**Task prompt:**
Copy out the records precisely, omitting pictures.

:::

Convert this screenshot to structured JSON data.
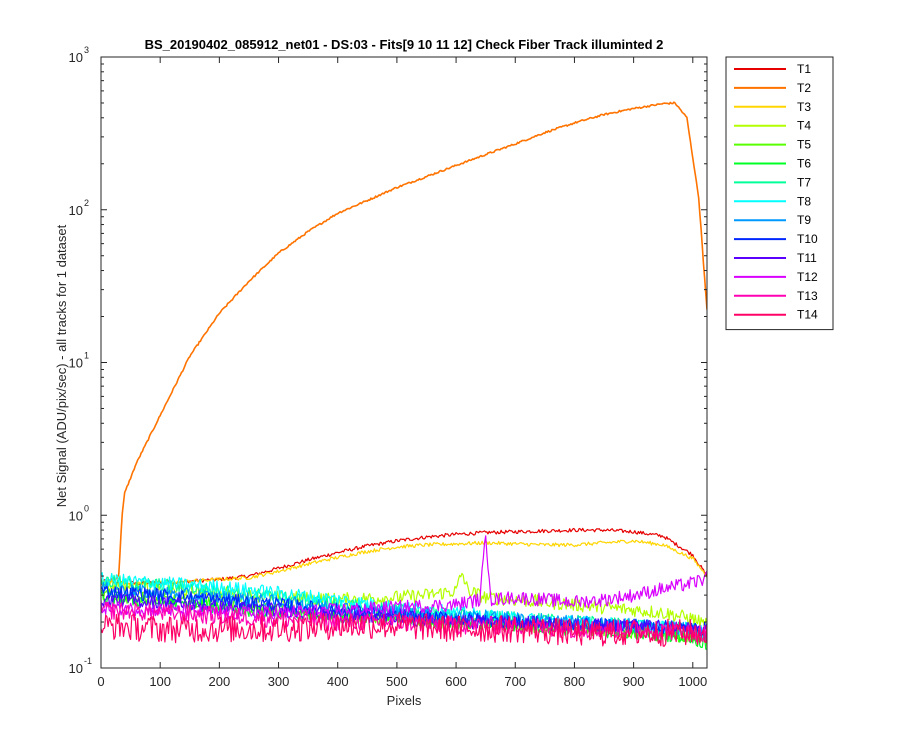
{
  "chart_data": {
    "type": "line",
    "title": "BS_20190402_085912_net01 - DS:03 - Fits[9  10  11  12]   Check Fiber     Track illuminted 2",
    "xlabel": "Pixels",
    "ylabel": "Net Signal (ADU/pix/sec) - all tracks for 1 dataset",
    "xlim": [
      0,
      1024
    ],
    "ylim": [
      0.1,
      1000
    ],
    "yscale": "log",
    "grid": false,
    "legend_position": "outside-right",
    "x_ticks": [
      "0",
      "100",
      "200",
      "300",
      "400",
      "500",
      "600",
      "700",
      "800",
      "900",
      "1000"
    ],
    "y_ticks": [
      {
        "base": "10",
        "exp": "-1"
      },
      {
        "base": "10",
        "exp": "0"
      },
      {
        "base": "10",
        "exp": "1"
      },
      {
        "base": "10",
        "exp": "2"
      },
      {
        "base": "10",
        "exp": "3"
      }
    ],
    "series": [
      {
        "name": "T1",
        "color": "#e60000",
        "x": [
          0,
          40,
          100,
          150,
          200,
          250,
          300,
          350,
          400,
          450,
          500,
          550,
          600,
          650,
          700,
          750,
          800,
          850,
          900,
          950,
          1000,
          1024
        ],
        "y": [
          0.37,
          0.36,
          0.36,
          0.37,
          0.38,
          0.4,
          0.45,
          0.51,
          0.57,
          0.63,
          0.68,
          0.72,
          0.75,
          0.77,
          0.78,
          0.79,
          0.8,
          0.8,
          0.78,
          0.73,
          0.55,
          0.4
        ]
      },
      {
        "name": "T2",
        "color": "#ff7300",
        "x": [
          0,
          30,
          35,
          40,
          60,
          100,
          150,
          200,
          250,
          300,
          350,
          400,
          450,
          500,
          550,
          600,
          650,
          700,
          750,
          800,
          850,
          900,
          950,
          970,
          990,
          1010,
          1024
        ],
        "y": [
          0.35,
          0.4,
          0.95,
          1.4,
          2.2,
          4.5,
          11,
          21,
          34,
          52,
          72,
          95,
          115,
          140,
          165,
          195,
          230,
          270,
          320,
          370,
          420,
          460,
          495,
          500,
          400,
          120,
          22
        ]
      },
      {
        "name": "T3",
        "color": "#ffd500",
        "x": [
          0,
          40,
          100,
          150,
          200,
          250,
          300,
          350,
          400,
          450,
          500,
          550,
          600,
          650,
          700,
          750,
          800,
          850,
          900,
          950,
          1000,
          1024
        ],
        "y": [
          0.37,
          0.36,
          0.36,
          0.37,
          0.38,
          0.39,
          0.43,
          0.48,
          0.53,
          0.58,
          0.62,
          0.64,
          0.65,
          0.66,
          0.65,
          0.64,
          0.64,
          0.66,
          0.68,
          0.64,
          0.52,
          0.4
        ]
      },
      {
        "name": "T4",
        "color": "#b3ff00",
        "x": [
          0,
          100,
          200,
          300,
          400,
          500,
          550,
          600,
          610,
          620,
          650,
          700,
          750,
          800,
          850,
          900,
          950,
          1000,
          1024
        ],
        "y": [
          0.35,
          0.33,
          0.31,
          0.29,
          0.28,
          0.29,
          0.3,
          0.32,
          0.42,
          0.32,
          0.29,
          0.28,
          0.27,
          0.26,
          0.25,
          0.24,
          0.23,
          0.21,
          0.19
        ]
      },
      {
        "name": "T5",
        "color": "#59ff00",
        "x": [
          0,
          100,
          200,
          300,
          400,
          500,
          600,
          700,
          800,
          900,
          1000,
          1024
        ],
        "y": [
          0.3,
          0.28,
          0.26,
          0.24,
          0.22,
          0.21,
          0.2,
          0.19,
          0.18,
          0.17,
          0.16,
          0.15
        ]
      },
      {
        "name": "T6",
        "color": "#00ff26",
        "x": [
          0,
          100,
          200,
          300,
          400,
          500,
          600,
          700,
          800,
          900,
          1000,
          1024
        ],
        "y": [
          0.29,
          0.27,
          0.25,
          0.23,
          0.22,
          0.21,
          0.2,
          0.19,
          0.18,
          0.17,
          0.16,
          0.14
        ]
      },
      {
        "name": "T7",
        "color": "#00ff99",
        "x": [
          0,
          100,
          200,
          300,
          400,
          500,
          600,
          700,
          800,
          900,
          1000,
          1024
        ],
        "y": [
          0.37,
          0.35,
          0.32,
          0.29,
          0.26,
          0.24,
          0.22,
          0.21,
          0.2,
          0.19,
          0.18,
          0.16
        ]
      },
      {
        "name": "T8",
        "color": "#00ffff",
        "x": [
          0,
          100,
          200,
          300,
          400,
          500,
          600,
          700,
          800,
          900,
          1000,
          1024
        ],
        "y": [
          0.38,
          0.36,
          0.34,
          0.31,
          0.28,
          0.25,
          0.23,
          0.21,
          0.2,
          0.19,
          0.18,
          0.17
        ]
      },
      {
        "name": "T9",
        "color": "#0099ff",
        "x": [
          0,
          100,
          200,
          300,
          400,
          500,
          600,
          700,
          800,
          900,
          1000,
          1024
        ],
        "y": [
          0.33,
          0.31,
          0.29,
          0.27,
          0.25,
          0.23,
          0.22,
          0.21,
          0.2,
          0.19,
          0.18,
          0.17
        ]
      },
      {
        "name": "T10",
        "color": "#0026ff",
        "x": [
          0,
          100,
          200,
          300,
          400,
          500,
          600,
          700,
          800,
          900,
          1000,
          1024
        ],
        "y": [
          0.32,
          0.3,
          0.28,
          0.26,
          0.24,
          0.22,
          0.21,
          0.2,
          0.19,
          0.19,
          0.18,
          0.18
        ]
      },
      {
        "name": "T11",
        "color": "#5900ff",
        "x": [
          0,
          100,
          200,
          300,
          400,
          500,
          600,
          700,
          800,
          900,
          1000,
          1024
        ],
        "y": [
          0.28,
          0.27,
          0.25,
          0.24,
          0.22,
          0.21,
          0.2,
          0.2,
          0.19,
          0.19,
          0.18,
          0.18
        ]
      },
      {
        "name": "T12",
        "color": "#d900ff",
        "x": [
          0,
          100,
          200,
          300,
          400,
          500,
          600,
          640,
          650,
          660,
          700,
          750,
          800,
          850,
          900,
          950,
          1000,
          1024
        ],
        "y": [
          0.25,
          0.24,
          0.23,
          0.23,
          0.24,
          0.25,
          0.26,
          0.28,
          0.72,
          0.28,
          0.29,
          0.28,
          0.27,
          0.28,
          0.3,
          0.33,
          0.36,
          0.39
        ]
      },
      {
        "name": "T13",
        "color": "#ff00b3",
        "x": [
          0,
          100,
          200,
          300,
          400,
          500,
          600,
          700,
          800,
          900,
          1000,
          1024
        ],
        "y": [
          0.24,
          0.23,
          0.22,
          0.21,
          0.2,
          0.2,
          0.19,
          0.19,
          0.18,
          0.18,
          0.17,
          0.17
        ]
      },
      {
        "name": "T14",
        "color": "#ff0066",
        "x": [
          0,
          100,
          200,
          300,
          400,
          500,
          600,
          700,
          800,
          900,
          1000,
          1024
        ],
        "y": [
          0.19,
          0.18,
          0.18,
          0.18,
          0.19,
          0.19,
          0.18,
          0.18,
          0.17,
          0.17,
          0.17,
          0.17
        ]
      }
    ]
  }
}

:::

**Right answer:**
Convert this screenshot to structured JSON data.
{
  "chart_data": {
    "type": "line",
    "title": "BS_20190402_085912_net01 - DS:03 - Fits[9  10  11  12]   Check Fiber     Track illuminted 2",
    "xlabel": "Pixels",
    "ylabel": "Net Signal (ADU/pix/sec) - all tracks for 1 dataset",
    "xlim": [
      0,
      1024
    ],
    "ylim": [
      0.1,
      1000
    ],
    "yscale": "log",
    "grid": false,
    "legend_position": "outside-right",
    "x_ticks": [
      "0",
      "100",
      "200",
      "300",
      "400",
      "500",
      "600",
      "700",
      "800",
      "900",
      "1000"
    ],
    "y_ticks": [
      {
        "base": "10",
        "exp": "-1"
      },
      {
        "base": "10",
        "exp": "0"
      },
      {
        "base": "10",
        "exp": "1"
      },
      {
        "base": "10",
        "exp": "2"
      },
      {
        "base": "10",
        "exp": "3"
      }
    ],
    "series": [
      {
        "name": "T1",
        "color": "#e60000",
        "x": [
          0,
          40,
          100,
          150,
          200,
          250,
          300,
          350,
          400,
          450,
          500,
          550,
          600,
          650,
          700,
          750,
          800,
          850,
          900,
          950,
          1000,
          1024
        ],
        "y": [
          0.37,
          0.36,
          0.36,
          0.37,
          0.38,
          0.4,
          0.45,
          0.51,
          0.57,
          0.63,
          0.68,
          0.72,
          0.75,
          0.77,
          0.78,
          0.79,
          0.8,
          0.8,
          0.78,
          0.73,
          0.55,
          0.4
        ]
      },
      {
        "name": "T2",
        "color": "#ff7300",
        "x": [
          0,
          30,
          35,
          40,
          60,
          100,
          150,
          200,
          250,
          300,
          350,
          400,
          450,
          500,
          550,
          600,
          650,
          700,
          750,
          800,
          850,
          900,
          950,
          970,
          990,
          1010,
          1024
        ],
        "y": [
          0.35,
          0.4,
          0.95,
          1.4,
          2.2,
          4.5,
          11,
          21,
          34,
          52,
          72,
          95,
          115,
          140,
          165,
          195,
          230,
          270,
          320,
          370,
          420,
          460,
          495,
          500,
          400,
          120,
          22
        ]
      },
      {
        "name": "T3",
        "color": "#ffd500",
        "x": [
          0,
          40,
          100,
          150,
          200,
          250,
          300,
          350,
          400,
          450,
          500,
          550,
          600,
          650,
          700,
          750,
          800,
          850,
          900,
          950,
          1000,
          1024
        ],
        "y": [
          0.37,
          0.36,
          0.36,
          0.37,
          0.38,
          0.39,
          0.43,
          0.48,
          0.53,
          0.58,
          0.62,
          0.64,
          0.65,
          0.66,
          0.65,
          0.64,
          0.64,
          0.66,
          0.68,
          0.64,
          0.52,
          0.4
        ]
      },
      {
        "name": "T4",
        "color": "#b3ff00",
        "x": [
          0,
          100,
          200,
          300,
          400,
          500,
          550,
          600,
          610,
          620,
          650,
          700,
          750,
          800,
          850,
          900,
          950,
          1000,
          1024
        ],
        "y": [
          0.35,
          0.33,
          0.31,
          0.29,
          0.28,
          0.29,
          0.3,
          0.32,
          0.42,
          0.32,
          0.29,
          0.28,
          0.27,
          0.26,
          0.25,
          0.24,
          0.23,
          0.21,
          0.19
        ]
      },
      {
        "name": "T5",
        "color": "#59ff00",
        "x": [
          0,
          100,
          200,
          300,
          400,
          500,
          600,
          700,
          800,
          900,
          1000,
          1024
        ],
        "y": [
          0.3,
          0.28,
          0.26,
          0.24,
          0.22,
          0.21,
          0.2,
          0.19,
          0.18,
          0.17,
          0.16,
          0.15
        ]
      },
      {
        "name": "T6",
        "color": "#00ff26",
        "x": [
          0,
          100,
          200,
          300,
          400,
          500,
          600,
          700,
          800,
          900,
          1000,
          1024
        ],
        "y": [
          0.29,
          0.27,
          0.25,
          0.23,
          0.22,
          0.21,
          0.2,
          0.19,
          0.18,
          0.17,
          0.16,
          0.14
        ]
      },
      {
        "name": "T7",
        "color": "#00ff99",
        "x": [
          0,
          100,
          200,
          300,
          400,
          500,
          600,
          700,
          800,
          900,
          1000,
          1024
        ],
        "y": [
          0.37,
          0.35,
          0.32,
          0.29,
          0.26,
          0.24,
          0.22,
          0.21,
          0.2,
          0.19,
          0.18,
          0.16
        ]
      },
      {
        "name": "T8",
        "color": "#00ffff",
        "x": [
          0,
          100,
          200,
          300,
          400,
          500,
          600,
          700,
          800,
          900,
          1000,
          1024
        ],
        "y": [
          0.38,
          0.36,
          0.34,
          0.31,
          0.28,
          0.25,
          0.23,
          0.21,
          0.2,
          0.19,
          0.18,
          0.17
        ]
      },
      {
        "name": "T9",
        "color": "#0099ff",
        "x": [
          0,
          100,
          200,
          300,
          400,
          500,
          600,
          700,
          800,
          900,
          1000,
          1024
        ],
        "y": [
          0.33,
          0.31,
          0.29,
          0.27,
          0.25,
          0.23,
          0.22,
          0.21,
          0.2,
          0.19,
          0.18,
          0.17
        ]
      },
      {
        "name": "T10",
        "color": "#0026ff",
        "x": [
          0,
          100,
          200,
          300,
          400,
          500,
          600,
          700,
          800,
          900,
          1000,
          1024
        ],
        "y": [
          0.32,
          0.3,
          0.28,
          0.26,
          0.24,
          0.22,
          0.21,
          0.2,
          0.19,
          0.19,
          0.18,
          0.18
        ]
      },
      {
        "name": "T11",
        "color": "#5900ff",
        "x": [
          0,
          100,
          200,
          300,
          400,
          500,
          600,
          700,
          800,
          900,
          1000,
          1024
        ],
        "y": [
          0.28,
          0.27,
          0.25,
          0.24,
          0.22,
          0.21,
          0.2,
          0.2,
          0.19,
          0.19,
          0.18,
          0.18
        ]
      },
      {
        "name": "T12",
        "color": "#d900ff",
        "x": [
          0,
          100,
          200,
          300,
          400,
          500,
          600,
          640,
          650,
          660,
          700,
          750,
          800,
          850,
          900,
          950,
          1000,
          1024
        ],
        "y": [
          0.25,
          0.24,
          0.23,
          0.23,
          0.24,
          0.25,
          0.26,
          0.28,
          0.72,
          0.28,
          0.29,
          0.28,
          0.27,
          0.28,
          0.3,
          0.33,
          0.36,
          0.39
        ]
      },
      {
        "name": "T13",
        "color": "#ff00b3",
        "x": [
          0,
          100,
          200,
          300,
          400,
          500,
          600,
          700,
          800,
          900,
          1000,
          1024
        ],
        "y": [
          0.24,
          0.23,
          0.22,
          0.21,
          0.2,
          0.2,
          0.19,
          0.19,
          0.18,
          0.18,
          0.17,
          0.17
        ]
      },
      {
        "name": "T14",
        "color": "#ff0066",
        "x": [
          0,
          100,
          200,
          300,
          400,
          500,
          600,
          700,
          800,
          900,
          1000,
          1024
        ],
        "y": [
          0.19,
          0.18,
          0.18,
          0.18,
          0.19,
          0.19,
          0.18,
          0.18,
          0.17,
          0.17,
          0.17,
          0.17
        ]
      }
    ]
  }
}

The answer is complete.